PROBLEM REQUIREMENTS: Repeat every line exactly, keeping the pictures out of the copy.
[begin DATASET EXCERPTS]
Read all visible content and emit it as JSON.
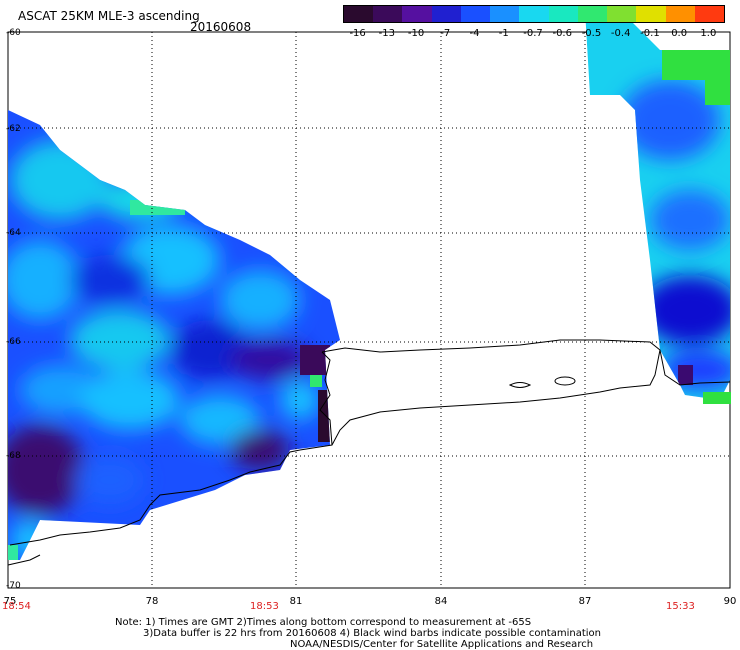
{
  "header": {
    "title": "ASCAT 25KM MLE-3 ascending",
    "date": "20160608"
  },
  "colorbar": {
    "labels": [
      "-16",
      "-13",
      "-10",
      "-7",
      "-4",
      "-1",
      "-0.7",
      "-0.6",
      "-0.5",
      "-0.4",
      "-0.1",
      "0.0",
      "1.0"
    ],
    "colors": [
      "#2a0a2e",
      "#3b0a5a",
      "#5510a0",
      "#2020d0",
      "#1a50ff",
      "#1a90ff",
      "#19d8f0",
      "#19e8c0",
      "#30e870",
      "#80e030",
      "#e0e000",
      "#ff9000",
      "#ff3a10"
    ]
  },
  "axes": {
    "x_ticks": [
      "75",
      "78",
      "81",
      "84",
      "87",
      "90"
    ],
    "y_ticks": [
      "-60",
      "-62",
      "-64",
      "-66",
      "-68",
      "-70"
    ]
  },
  "times": {
    "left": "18:54",
    "middle": "18:53",
    "right": "15:33"
  },
  "notes": {
    "line1": "Note: 1) Times are GMT 2)Times along bottom correspond to measurement at -65S",
    "line2": "3)Data buffer is 22 hrs from 20160608 4) Black wind barbs indicate possible contamination",
    "line3": "NOAA/NESDIS/Center for Satellite Applications and Research"
  }
}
[end DATASET EXCERPTS]
EXPECTED ANSWER:
Read all visible content and emit it as JSON.
{
  "header": {
    "title": "ASCAT 25KM MLE-3 ascending",
    "date": "20160608"
  },
  "colorbar": {
    "labels": [
      "-16",
      "-13",
      "-10",
      "-7",
      "-4",
      "-1",
      "-0.7",
      "-0.6",
      "-0.5",
      "-0.4",
      "-0.1",
      "0.0",
      "1.0"
    ],
    "colors": [
      "#2a0a2e",
      "#3b0a5a",
      "#5510a0",
      "#2020d0",
      "#1a50ff",
      "#1a90ff",
      "#19d8f0",
      "#19e8c0",
      "#30e870",
      "#80e030",
      "#e0e000",
      "#ff9000",
      "#ff3a10"
    ]
  },
  "axes": {
    "x_ticks": [
      "75",
      "78",
      "81",
      "84",
      "87",
      "90"
    ],
    "y_ticks": [
      "-60",
      "-62",
      "-64",
      "-66",
      "-68",
      "-70"
    ]
  },
  "times": {
    "left": "18:54",
    "middle": "18:53",
    "right": "15:33"
  },
  "notes": {
    "line1": "Note: 1) Times are GMT 2)Times along bottom correspond to measurement at -65S",
    "line2": "3)Data buffer is 22 hrs from 20160608 4) Black wind barbs indicate possible contamination",
    "line3": "NOAA/NESDIS/Center for Satellite Applications and Research"
  }
}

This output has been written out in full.